In White Mountain Freezer Co. v. Murphy, 78 N. H. 398, 101 Atl. 357, the Moulders' Union struck for a closed shop, and the bill sought a restraint. The Supreme Court was asked to rule on certain questions, as matters of law, in advance of the trial. The court refused to rule that a strike for a closed shop constituted a conspiracy as a matter of law, but held that it established a prima facie case of unlawful interference, which may be justified, and that justification was a question of fact, to be determined as a question of law only if upon the evidence reasonable men could come to but one conclusion. It also found itself unable to rule that competition was a justification (citing Pickett v. Walsh, 192 Mass. 572, 78 N. E. 753, 6 L. R. A. [N. S.] 1067, 116 Am. St Rep.272, 7 Ann. Cas. 638), since there was no evidence of competition before the court to sustain the claim.
National Fireproofing Ass'n v. Mason, it is argued, is dispositive of the complainants' right to relief, if it is true, as is claimed, that they are not parlies to the New York agreement. The difference between the two eases is obvious. In the cited case the plaintiff suffered injury in consequence of a lawful contract entered into between the unions and the builders to secure to the unions certain work in competition with the plaintiff, while here the complainants are victims of a strike, because they refuse to be parties to, or comply with the terms of, an unlawful contract, which excludes the employment of nonunion men, for which there has not been shown legal cause or excuse. White Mountain Freezer Co. v. Murphy, supra, clearly indicates the point of cleavage, that prima facie a strike for a closed shop is unlawful, but may be justified by showing that it was inaugurated to advance the material interests of the unions.
The conclusion upon the case as presented is that the New York contract violates public policy, and that the sympathetic strike is without just cause or excuse, and is unlawful.
Lehman and the Atlantic Company say they were not parties to the sympathetic strike, and consequently not parties to the conspiracy of the unions. That they were, it seems to me, admits of no doubt. They were and are fixed in mind not to allow the work to be done by nonunionists, and to this end brought suit to restrain the complainants, and, when they failed, ordered the complainants off the job for no other reason than that they were going to complete it with the labor of the unannointed. Their excuse is that they feared the wrath of organized labor, and were acting in self-defense. In other words, they breached their contract to avert a general strike of the trades unions on the work. That that is not a legal excuse for breaching the contract needs no argument, and that it furnishes a legal excuse for joining the oppressors of the complainants is even less defensible. Their protection lies in the law, not in the graces of those who transgress the law. Their further contention that they were moved to their course by causes wholly independent of the motives of the unions, that they were prompted solely by a desire to escape a labor squabble, and to have their building completed expeditiously, is irreconcilable with their activities and the means they used to accomplish the unlawful aim of the unions, in common with the unions, to make the sympathetic strike effective, viz. by preventing the complainants from employing nonunion men. Their motive may not have been coextensive with that of the unions; they may have been wholly indifferent as to the success of the ultimate object of the sympathetic strike, but a common ground upon which they met the unions, a common motive that actuated them, and made them coconspirators, was the enforcement of the closed shop at Brills.

§ §

▸ **TASK INSTRUCTIONS**
Rewrite the court opinion starting with "The conclusion upon" and going on through "and is unlawful.", swapping "public policy" for "the common law".

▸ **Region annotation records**
§ §

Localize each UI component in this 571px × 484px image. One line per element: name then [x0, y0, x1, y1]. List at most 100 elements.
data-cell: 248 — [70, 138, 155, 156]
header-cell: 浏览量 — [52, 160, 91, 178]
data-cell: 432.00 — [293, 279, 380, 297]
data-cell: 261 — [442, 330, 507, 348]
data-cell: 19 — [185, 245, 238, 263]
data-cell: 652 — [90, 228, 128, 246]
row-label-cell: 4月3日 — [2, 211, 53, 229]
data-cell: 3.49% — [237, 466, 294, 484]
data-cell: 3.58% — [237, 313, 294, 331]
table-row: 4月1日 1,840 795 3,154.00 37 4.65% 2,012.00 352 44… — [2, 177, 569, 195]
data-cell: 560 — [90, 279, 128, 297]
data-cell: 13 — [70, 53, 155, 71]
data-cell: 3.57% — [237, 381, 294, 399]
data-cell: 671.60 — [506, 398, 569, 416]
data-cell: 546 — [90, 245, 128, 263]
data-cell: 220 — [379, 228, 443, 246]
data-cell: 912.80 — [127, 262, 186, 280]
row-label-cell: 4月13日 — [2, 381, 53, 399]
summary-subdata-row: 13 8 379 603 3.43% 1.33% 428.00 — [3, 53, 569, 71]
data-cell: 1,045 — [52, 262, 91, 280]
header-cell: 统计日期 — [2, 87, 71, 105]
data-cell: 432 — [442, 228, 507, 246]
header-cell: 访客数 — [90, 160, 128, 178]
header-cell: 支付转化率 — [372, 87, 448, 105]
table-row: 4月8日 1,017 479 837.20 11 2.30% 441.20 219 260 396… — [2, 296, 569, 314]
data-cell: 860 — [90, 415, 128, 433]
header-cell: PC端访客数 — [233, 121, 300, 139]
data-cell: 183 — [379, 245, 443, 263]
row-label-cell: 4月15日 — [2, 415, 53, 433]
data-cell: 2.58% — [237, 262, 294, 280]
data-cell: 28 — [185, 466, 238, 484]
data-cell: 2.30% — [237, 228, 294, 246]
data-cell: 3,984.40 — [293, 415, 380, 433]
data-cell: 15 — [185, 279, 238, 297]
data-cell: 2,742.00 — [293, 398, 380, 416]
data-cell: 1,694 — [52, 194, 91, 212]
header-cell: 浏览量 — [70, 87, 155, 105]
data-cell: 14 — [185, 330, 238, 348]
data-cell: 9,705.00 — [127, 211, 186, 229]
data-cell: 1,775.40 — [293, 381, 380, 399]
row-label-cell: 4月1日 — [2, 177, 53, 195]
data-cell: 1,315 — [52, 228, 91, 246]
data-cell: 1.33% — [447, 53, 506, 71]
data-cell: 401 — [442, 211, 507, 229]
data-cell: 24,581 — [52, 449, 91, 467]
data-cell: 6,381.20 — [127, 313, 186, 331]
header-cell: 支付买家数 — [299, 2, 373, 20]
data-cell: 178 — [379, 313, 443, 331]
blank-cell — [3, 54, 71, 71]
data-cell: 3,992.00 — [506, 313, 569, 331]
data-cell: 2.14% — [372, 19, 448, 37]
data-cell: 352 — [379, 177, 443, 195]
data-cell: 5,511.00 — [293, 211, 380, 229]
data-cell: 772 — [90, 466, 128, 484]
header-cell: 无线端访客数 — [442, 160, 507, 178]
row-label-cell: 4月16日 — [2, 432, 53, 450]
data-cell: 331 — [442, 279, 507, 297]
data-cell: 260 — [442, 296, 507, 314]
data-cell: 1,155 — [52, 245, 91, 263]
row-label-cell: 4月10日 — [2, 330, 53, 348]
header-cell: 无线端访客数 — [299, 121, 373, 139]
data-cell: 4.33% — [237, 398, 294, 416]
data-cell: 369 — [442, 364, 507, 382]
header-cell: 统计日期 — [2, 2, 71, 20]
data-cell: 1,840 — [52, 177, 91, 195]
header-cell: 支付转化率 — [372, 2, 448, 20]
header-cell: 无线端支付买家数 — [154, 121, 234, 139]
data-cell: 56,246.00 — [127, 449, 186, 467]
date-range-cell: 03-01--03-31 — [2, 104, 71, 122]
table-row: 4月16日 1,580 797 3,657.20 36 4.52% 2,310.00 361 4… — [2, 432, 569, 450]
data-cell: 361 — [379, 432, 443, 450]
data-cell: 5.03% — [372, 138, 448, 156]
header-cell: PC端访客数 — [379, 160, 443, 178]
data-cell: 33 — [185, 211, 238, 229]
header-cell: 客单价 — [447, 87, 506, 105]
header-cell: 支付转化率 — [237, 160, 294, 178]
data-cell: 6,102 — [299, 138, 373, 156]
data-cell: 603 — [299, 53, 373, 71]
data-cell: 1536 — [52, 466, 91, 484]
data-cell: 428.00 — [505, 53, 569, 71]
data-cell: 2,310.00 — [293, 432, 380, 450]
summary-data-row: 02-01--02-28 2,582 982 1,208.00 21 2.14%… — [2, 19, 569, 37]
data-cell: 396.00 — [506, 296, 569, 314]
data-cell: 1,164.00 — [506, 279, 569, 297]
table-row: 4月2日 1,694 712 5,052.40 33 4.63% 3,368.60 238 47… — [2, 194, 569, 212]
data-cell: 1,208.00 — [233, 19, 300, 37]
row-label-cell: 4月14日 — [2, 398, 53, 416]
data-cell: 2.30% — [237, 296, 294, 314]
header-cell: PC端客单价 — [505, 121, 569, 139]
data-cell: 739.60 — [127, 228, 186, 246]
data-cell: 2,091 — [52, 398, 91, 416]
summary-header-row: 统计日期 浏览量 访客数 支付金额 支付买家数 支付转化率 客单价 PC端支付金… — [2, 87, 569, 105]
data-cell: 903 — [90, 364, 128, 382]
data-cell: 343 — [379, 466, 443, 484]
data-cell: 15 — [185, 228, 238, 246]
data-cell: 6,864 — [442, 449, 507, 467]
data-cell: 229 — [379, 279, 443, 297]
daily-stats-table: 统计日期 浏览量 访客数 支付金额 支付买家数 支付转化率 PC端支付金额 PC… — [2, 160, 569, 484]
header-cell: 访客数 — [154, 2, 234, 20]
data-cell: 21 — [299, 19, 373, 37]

§ §

▸ **EXERCISE OUTPUT**
The conclusion upon the case as presented is that the New York contract violates the common law, and that the sympathetic strike is without just cause or excuse, and is unlawful.